▶ _Exercise_:
Select, from the material below, each line with "different" in it.

▶ _Available records_:
--- Begin ---

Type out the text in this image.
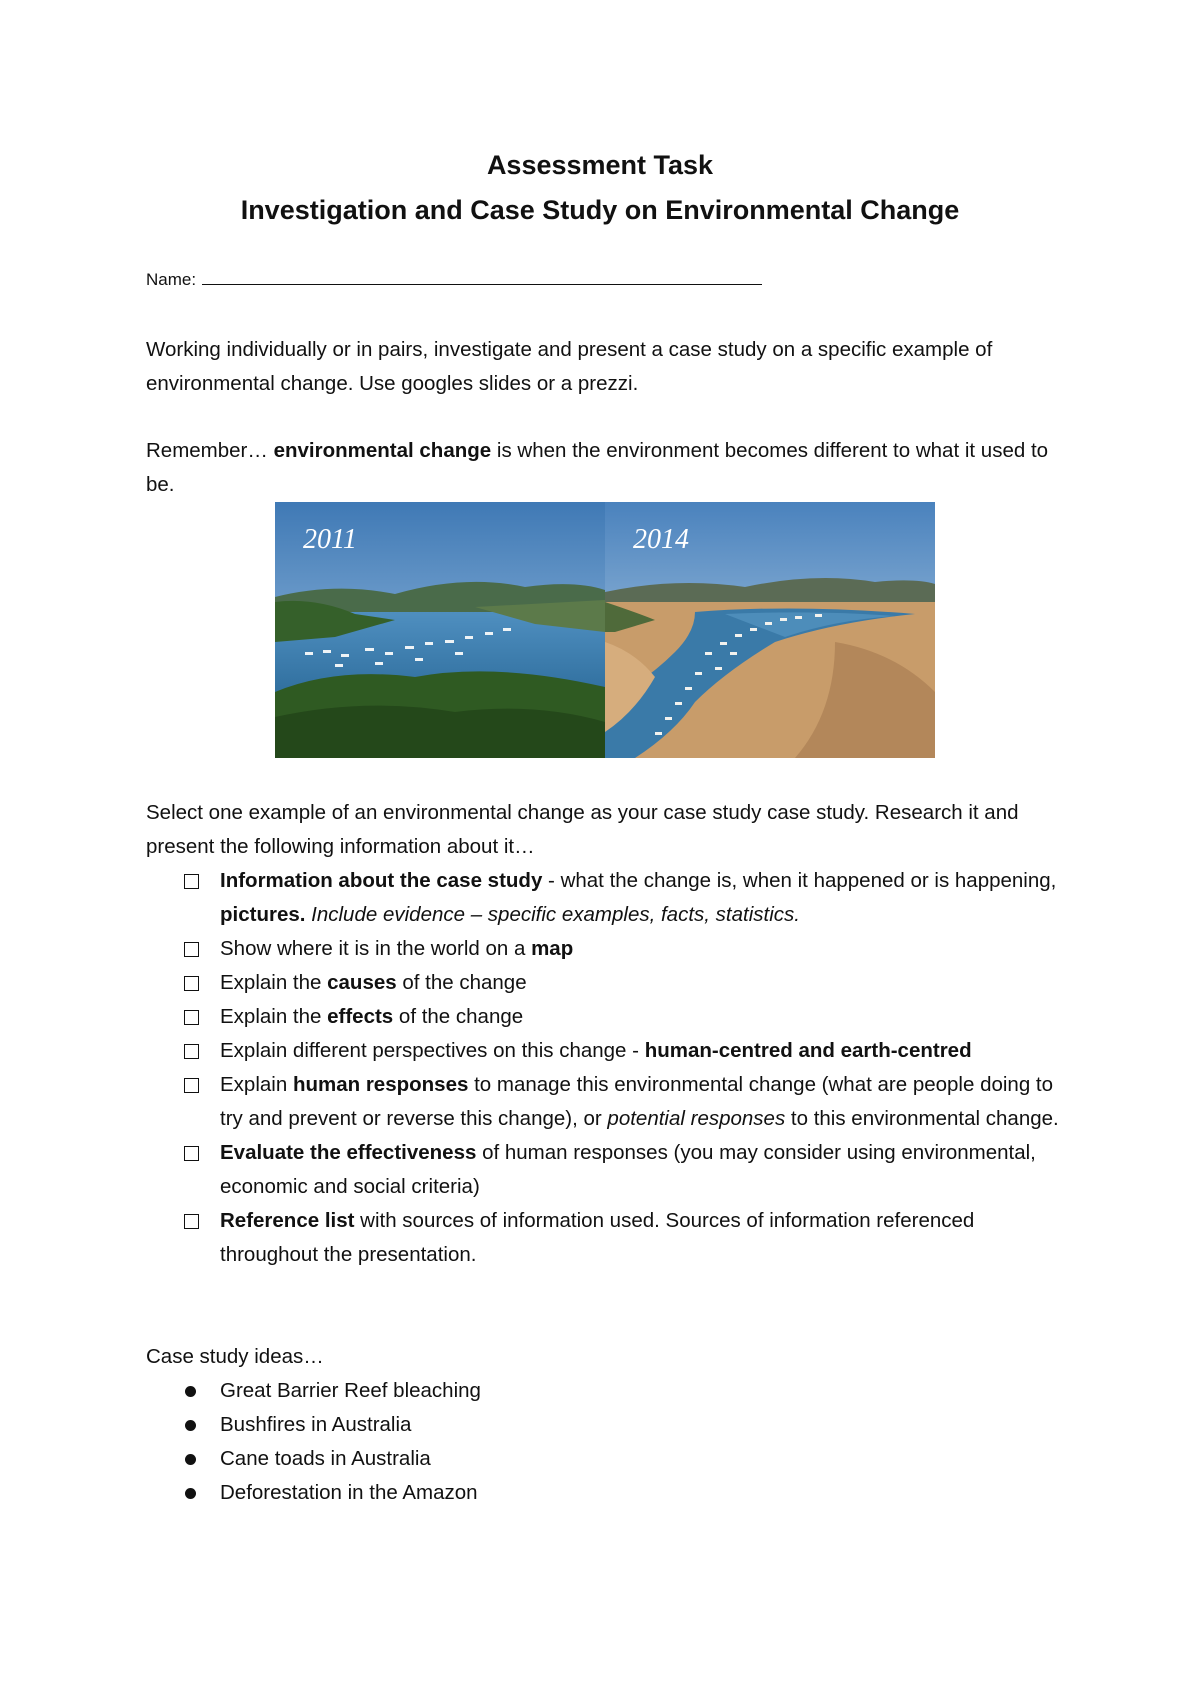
Assessment Task
Investigation and Case Study on Environmental Change
Name:
Working individually or in pairs, investigate and present a case study on a specific example of environmental change. Use googles slides or a prezzi.
Remember… environmental change is when the environment becomes different to what it used to be.
2011	2014
Select one example of an environmental change as your case study case study. Research it and present the following information about it…
Information about the case study - what the change is, when it happened or is happening, pictures. Include evidence – specific examples, facts, statistics.
Show where it is in the world on a map
Explain the causes of the change
Explain the effects of the change
Explain different perspectives on this change - human-centred and earth-centred
Explain human responses to manage this environmental change (what are people doing to try and prevent or reverse this change), or potential responses to this environmental change.
Evaluate the effectiveness of human responses (you may consider using environmental, economic and social criteria)
Reference list with sources of information used. Sources of information referenced throughout the presentation.
Case study ideas…
Great Barrier Reef bleaching
Bushfires in Australia
Cane toads in Australia
Deforestation in the Amazon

--- End ---

▶ _Solution for this task_:
Remember… environmental change is when the environment becomes different to what it used to be.
Explain different perspectives on this change - human-centred and earth-centred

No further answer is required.